* Exercise instructions *
Rewrite every entry below with "Patent image size" replaced by "Figure size" and nothing else altered.

[Dataset entries]
+ + + + +

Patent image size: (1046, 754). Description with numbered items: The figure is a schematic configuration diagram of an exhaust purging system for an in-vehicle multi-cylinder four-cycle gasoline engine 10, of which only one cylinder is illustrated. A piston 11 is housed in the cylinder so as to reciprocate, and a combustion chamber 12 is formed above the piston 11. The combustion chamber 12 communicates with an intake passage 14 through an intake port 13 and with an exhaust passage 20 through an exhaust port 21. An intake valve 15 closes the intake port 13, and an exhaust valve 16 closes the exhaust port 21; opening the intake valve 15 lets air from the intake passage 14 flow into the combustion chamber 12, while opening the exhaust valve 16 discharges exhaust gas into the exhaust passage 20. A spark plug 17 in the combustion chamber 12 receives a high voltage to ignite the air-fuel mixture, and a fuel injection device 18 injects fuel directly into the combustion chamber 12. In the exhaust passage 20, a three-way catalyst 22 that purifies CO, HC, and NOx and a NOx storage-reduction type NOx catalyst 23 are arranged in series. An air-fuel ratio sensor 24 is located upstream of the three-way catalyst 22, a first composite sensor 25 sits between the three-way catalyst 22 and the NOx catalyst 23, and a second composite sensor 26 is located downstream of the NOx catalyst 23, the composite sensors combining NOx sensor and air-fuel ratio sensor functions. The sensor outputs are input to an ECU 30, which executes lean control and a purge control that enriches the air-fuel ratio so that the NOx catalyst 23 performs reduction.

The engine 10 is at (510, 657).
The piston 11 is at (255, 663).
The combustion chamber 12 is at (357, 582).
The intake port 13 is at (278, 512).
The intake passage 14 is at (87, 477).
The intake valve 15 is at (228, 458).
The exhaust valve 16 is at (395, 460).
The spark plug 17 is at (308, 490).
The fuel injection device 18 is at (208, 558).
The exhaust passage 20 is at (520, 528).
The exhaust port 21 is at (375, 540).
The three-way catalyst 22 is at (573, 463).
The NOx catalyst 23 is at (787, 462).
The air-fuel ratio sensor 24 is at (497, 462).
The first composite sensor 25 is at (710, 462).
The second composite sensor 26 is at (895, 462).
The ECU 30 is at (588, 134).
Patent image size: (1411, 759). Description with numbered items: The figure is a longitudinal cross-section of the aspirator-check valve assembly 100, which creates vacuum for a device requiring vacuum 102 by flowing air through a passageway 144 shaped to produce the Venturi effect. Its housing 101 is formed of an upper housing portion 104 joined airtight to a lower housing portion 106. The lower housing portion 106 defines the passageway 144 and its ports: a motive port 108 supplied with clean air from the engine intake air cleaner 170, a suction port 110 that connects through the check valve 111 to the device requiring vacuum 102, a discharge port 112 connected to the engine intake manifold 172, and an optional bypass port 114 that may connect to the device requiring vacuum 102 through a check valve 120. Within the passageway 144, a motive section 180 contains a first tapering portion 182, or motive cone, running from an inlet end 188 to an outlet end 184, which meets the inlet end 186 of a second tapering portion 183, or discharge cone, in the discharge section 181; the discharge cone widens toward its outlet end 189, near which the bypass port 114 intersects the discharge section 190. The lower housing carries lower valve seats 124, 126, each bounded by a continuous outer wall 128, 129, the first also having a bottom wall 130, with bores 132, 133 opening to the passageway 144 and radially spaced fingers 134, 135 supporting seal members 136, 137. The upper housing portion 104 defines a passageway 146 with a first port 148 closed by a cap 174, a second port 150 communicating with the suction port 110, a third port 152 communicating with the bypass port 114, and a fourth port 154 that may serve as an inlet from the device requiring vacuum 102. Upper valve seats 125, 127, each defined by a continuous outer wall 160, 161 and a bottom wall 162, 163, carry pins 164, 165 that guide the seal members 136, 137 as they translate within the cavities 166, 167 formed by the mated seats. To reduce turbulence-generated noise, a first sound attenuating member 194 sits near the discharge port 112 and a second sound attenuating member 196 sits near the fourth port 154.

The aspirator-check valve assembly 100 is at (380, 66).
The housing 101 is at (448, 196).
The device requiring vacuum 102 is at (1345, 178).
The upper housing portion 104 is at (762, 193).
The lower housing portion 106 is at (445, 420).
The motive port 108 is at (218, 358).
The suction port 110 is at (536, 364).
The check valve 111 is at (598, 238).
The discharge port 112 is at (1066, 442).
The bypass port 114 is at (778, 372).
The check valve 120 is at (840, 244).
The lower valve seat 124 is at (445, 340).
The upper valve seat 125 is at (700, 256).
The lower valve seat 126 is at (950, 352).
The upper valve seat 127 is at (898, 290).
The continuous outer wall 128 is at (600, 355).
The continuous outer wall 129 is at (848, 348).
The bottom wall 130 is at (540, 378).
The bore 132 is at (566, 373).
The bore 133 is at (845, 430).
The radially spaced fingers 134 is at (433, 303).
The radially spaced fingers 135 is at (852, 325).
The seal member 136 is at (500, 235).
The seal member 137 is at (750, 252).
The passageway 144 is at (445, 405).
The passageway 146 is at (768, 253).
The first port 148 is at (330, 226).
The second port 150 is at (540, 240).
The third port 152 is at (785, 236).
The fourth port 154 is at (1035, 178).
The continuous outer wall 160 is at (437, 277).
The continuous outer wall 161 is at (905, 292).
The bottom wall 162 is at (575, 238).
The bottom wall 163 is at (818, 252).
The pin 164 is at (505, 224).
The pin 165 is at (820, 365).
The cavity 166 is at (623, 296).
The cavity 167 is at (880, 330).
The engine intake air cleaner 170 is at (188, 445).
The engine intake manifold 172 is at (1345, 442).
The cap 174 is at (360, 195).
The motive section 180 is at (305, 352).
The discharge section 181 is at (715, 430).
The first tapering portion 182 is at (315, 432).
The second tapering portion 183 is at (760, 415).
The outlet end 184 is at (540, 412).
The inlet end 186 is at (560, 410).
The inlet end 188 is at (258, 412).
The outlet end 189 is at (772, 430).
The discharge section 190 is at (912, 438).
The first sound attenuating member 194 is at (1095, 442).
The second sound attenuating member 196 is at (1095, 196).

+ + + + +

* Exercise response *
Figure size: (1046, 754). Description with numbered items: The figure is a schematic configuration diagram of an exhaust purging system for an in-vehicle multi-cylinder four-cycle gasoline engine 10, of which only one cylinder is illustrated. A piston 11 is housed in the cylinder so as to reciprocate, and a combustion chamber 12 is formed above the piston 11. The combustion chamber 12 communicates with an intake passage 14 through an intake port 13 and with an exhaust passage 20 through an exhaust port 21. An intake valve 15 closes the intake port 13, and an exhaust valve 16 closes the exhaust port 21; opening the intake valve 15 lets air from the intake passage 14 flow into the combustion chamber 12, while opening the exhaust valve 16 discharges exhaust gas into the exhaust passage 20. A spark plug 17 in the combustion chamber 12 receives a high voltage to ignite the air-fuel mixture, and a fuel injection device 18 injects fuel directly into the combustion chamber 12. In the exhaust passage 20, a three-way catalyst 22 that purifies CO, HC, and NOx and a NOx storage-reduction type NOx catalyst 23 are arranged in series. An air-fuel ratio sensor 24 is located upstream of the three-way catalyst 22, a first composite sensor 25 sits between the three-way catalyst 22 and the NOx catalyst 23, and a second composite sensor 26 is located downstream of the NOx catalyst 23, the composite sensors combining NOx sensor and air-fuel ratio sensor functions. The sensor outputs are input to an ECU 30, which executes lean control and a purge control that enriches the air-fuel ratio so that the NOx catalyst 23 performs reduction.

The engine 10 is at (510, 657).
The piston 11 is at (255, 663).
The combustion chamber 12 is at (357, 582).
The intake port 13 is at (278, 512).
The intake passage 14 is at (87, 477).
The intake valve 15 is at (228, 458).
The exhaust valve 16 is at (395, 460).
The spark plug 17 is at (308, 490).
The fuel injection device 18 is at (208, 558).
The exhaust passage 20 is at (520, 528).
The exhaust port 21 is at (375, 540).
The three-way catalyst 22 is at (573, 463).
The NOx catalyst 23 is at (787, 462).
The air-fuel ratio sensor 24 is at (497, 462).
The first composite sensor 25 is at (710, 462).
The second composite sensor 26 is at (895, 462).
The ECU 30 is at (588, 134).
Figure size: (1411, 759). Description with numbered items: The figure is a longitudinal cross-section of the aspirator-check valve assembly 100, which creates vacuum for a device requiring vacuum 102 by flowing air through a passageway 144 shaped to produce the Venturi effect. Its housing 101 is formed of an upper housing portion 104 joined airtight to a lower housing portion 106. The lower housing portion 106 defines the passageway 144 and its ports: a motive port 108 supplied with clean air from the engine intake air cleaner 170, a suction port 110 that connects through the check valve 111 to the device requiring vacuum 102, a discharge port 112 connected to the engine intake manifold 172, and an optional bypass port 114 that may connect to the device requiring vacuum 102 through a check valve 120. Within the passageway 144, a motive section 180 contains a first tapering portion 182, or motive cone, running from an inlet end 188 to an outlet end 184, which meets the inlet end 186 of a second tapering portion 183, or discharge cone, in the discharge section 181; the discharge cone widens toward its outlet end 189, near which the bypass port 114 intersects the discharge section 190. The lower housing carries lower valve seats 124, 126, each bounded by a continuous outer wall 128, 129, the first also having a bottom wall 130, with bores 132, 133 opening to the passageway 144 and radially spaced fingers 134, 135 supporting seal members 136, 137. The upper housing portion 104 defines a passageway 146 with a first port 148 closed by a cap 174, a second port 150 communicating with the suction port 110, a third port 152 communicating with the bypass port 114, and a fourth port 154 that may serve as an inlet from the device requiring vacuum 102. Upper valve seats 125, 127, each defined by a continuous outer wall 160, 161 and a bottom wall 162, 163, carry pins 164, 165 that guide the seal members 136, 137 as they translate within the cavities 166, 167 formed by the mated seats. To reduce turbulence-generated noise, a first sound attenuating member 194 sits near the discharge port 112 and a second sound attenuating member 196 sits near the fourth port 154.

The aspirator-check valve assembly 100 is at (380, 66).
The housing 101 is at (448, 196).
The device requiring vacuum 102 is at (1345, 178).
The upper housing portion 104 is at (762, 193).
The lower housing portion 106 is at (445, 420).
The motive port 108 is at (218, 358).
The suction port 110 is at (536, 364).
The check valve 111 is at (598, 238).
The discharge port 112 is at (1066, 442).
The bypass port 114 is at (778, 372).
The check valve 120 is at (840, 244).
The lower valve seat 124 is at (445, 340).
The upper valve seat 125 is at (700, 256).
The lower valve seat 126 is at (950, 352).
The upper valve seat 127 is at (898, 290).
The continuous outer wall 128 is at (600, 355).
The continuous outer wall 129 is at (848, 348).
The bottom wall 130 is at (540, 378).
The bore 132 is at (566, 373).
The bore 133 is at (845, 430).
The radially spaced fingers 134 is at (433, 303).
The radially spaced fingers 135 is at (852, 325).
The seal member 136 is at (500, 235).
The seal member 137 is at (750, 252).
The passageway 144 is at (445, 405).
The passageway 146 is at (768, 253).
The first port 148 is at (330, 226).
The second port 150 is at (540, 240).
The third port 152 is at (785, 236).
The fourth port 154 is at (1035, 178).
The continuous outer wall 160 is at (437, 277).
The continuous outer wall 161 is at (905, 292).
The bottom wall 162 is at (575, 238).
The bottom wall 163 is at (818, 252).
The pin 164 is at (505, 224).
The pin 165 is at (820, 365).
The cavity 166 is at (623, 296).
The cavity 167 is at (880, 330).
The engine intake air cleaner 170 is at (188, 445).
The engine intake manifold 172 is at (1345, 442).
The cap 174 is at (360, 195).
The motive section 180 is at (305, 352).
The discharge section 181 is at (715, 430).
The first tapering portion 182 is at (315, 432).
The second tapering portion 183 is at (760, 415).
The outlet end 184 is at (540, 412).
The inlet end 186 is at (560, 410).
The inlet end 188 is at (258, 412).
The outlet end 189 is at (772, 430).
The discharge section 190 is at (912, 438).
The first sound attenuating member 194 is at (1095, 442).
The second sound attenuating member 196 is at (1095, 196).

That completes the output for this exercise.